▶ _PROBLEM DETAILS_
State the number of lines that contain "Cube", with no other text.

--- BEGIN DATA FOR THIS EXERCISE ---

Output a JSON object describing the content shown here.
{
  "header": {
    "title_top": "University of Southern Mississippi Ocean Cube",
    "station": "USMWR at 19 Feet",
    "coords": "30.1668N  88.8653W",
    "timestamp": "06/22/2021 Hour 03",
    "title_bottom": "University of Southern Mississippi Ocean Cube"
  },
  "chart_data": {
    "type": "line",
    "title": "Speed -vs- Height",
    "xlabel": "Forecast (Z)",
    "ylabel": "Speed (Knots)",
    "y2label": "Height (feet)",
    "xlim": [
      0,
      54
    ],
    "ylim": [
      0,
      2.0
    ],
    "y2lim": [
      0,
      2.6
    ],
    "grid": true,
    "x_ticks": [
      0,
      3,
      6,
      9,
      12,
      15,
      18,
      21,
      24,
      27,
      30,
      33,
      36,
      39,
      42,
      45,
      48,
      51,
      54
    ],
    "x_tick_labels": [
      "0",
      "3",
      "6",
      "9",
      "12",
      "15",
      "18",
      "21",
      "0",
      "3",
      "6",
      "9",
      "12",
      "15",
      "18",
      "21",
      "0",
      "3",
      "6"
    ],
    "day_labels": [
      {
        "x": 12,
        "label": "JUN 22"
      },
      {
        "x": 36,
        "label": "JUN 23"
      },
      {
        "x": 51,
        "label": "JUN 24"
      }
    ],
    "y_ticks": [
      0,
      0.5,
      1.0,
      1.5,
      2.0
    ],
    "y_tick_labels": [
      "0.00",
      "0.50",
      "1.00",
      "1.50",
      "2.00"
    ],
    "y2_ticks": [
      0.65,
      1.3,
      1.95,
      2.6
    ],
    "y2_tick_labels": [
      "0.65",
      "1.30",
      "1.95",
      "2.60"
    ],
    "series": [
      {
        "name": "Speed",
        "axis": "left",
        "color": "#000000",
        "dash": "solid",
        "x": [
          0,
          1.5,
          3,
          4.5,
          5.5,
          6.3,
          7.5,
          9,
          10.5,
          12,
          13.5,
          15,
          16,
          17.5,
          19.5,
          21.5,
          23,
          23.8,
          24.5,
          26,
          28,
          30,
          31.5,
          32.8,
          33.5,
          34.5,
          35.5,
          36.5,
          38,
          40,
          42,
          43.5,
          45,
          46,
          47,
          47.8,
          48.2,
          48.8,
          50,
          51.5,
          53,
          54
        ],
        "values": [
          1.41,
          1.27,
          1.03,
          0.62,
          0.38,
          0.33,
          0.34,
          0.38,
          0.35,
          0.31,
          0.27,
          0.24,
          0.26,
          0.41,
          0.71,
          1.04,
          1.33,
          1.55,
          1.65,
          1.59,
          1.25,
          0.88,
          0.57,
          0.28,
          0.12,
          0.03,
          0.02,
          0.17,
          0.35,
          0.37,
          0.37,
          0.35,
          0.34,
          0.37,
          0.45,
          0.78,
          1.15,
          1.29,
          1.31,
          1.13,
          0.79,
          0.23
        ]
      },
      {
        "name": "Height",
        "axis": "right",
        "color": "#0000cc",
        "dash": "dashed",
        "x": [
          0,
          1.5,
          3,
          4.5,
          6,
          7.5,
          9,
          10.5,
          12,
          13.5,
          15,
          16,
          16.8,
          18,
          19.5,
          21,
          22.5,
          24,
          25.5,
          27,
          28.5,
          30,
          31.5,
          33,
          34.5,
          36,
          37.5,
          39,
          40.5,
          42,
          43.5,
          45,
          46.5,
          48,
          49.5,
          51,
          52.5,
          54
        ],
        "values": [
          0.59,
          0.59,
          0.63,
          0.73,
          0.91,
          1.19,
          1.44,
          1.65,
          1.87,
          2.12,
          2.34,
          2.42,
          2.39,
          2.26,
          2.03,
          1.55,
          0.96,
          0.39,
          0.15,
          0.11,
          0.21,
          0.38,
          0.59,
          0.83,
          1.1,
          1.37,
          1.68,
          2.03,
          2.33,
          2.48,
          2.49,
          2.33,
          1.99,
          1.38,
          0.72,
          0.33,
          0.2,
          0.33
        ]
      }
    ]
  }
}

--- END DATA FOR THIS EXERCISE ---

▶ _REPLY TO THE TASK_
2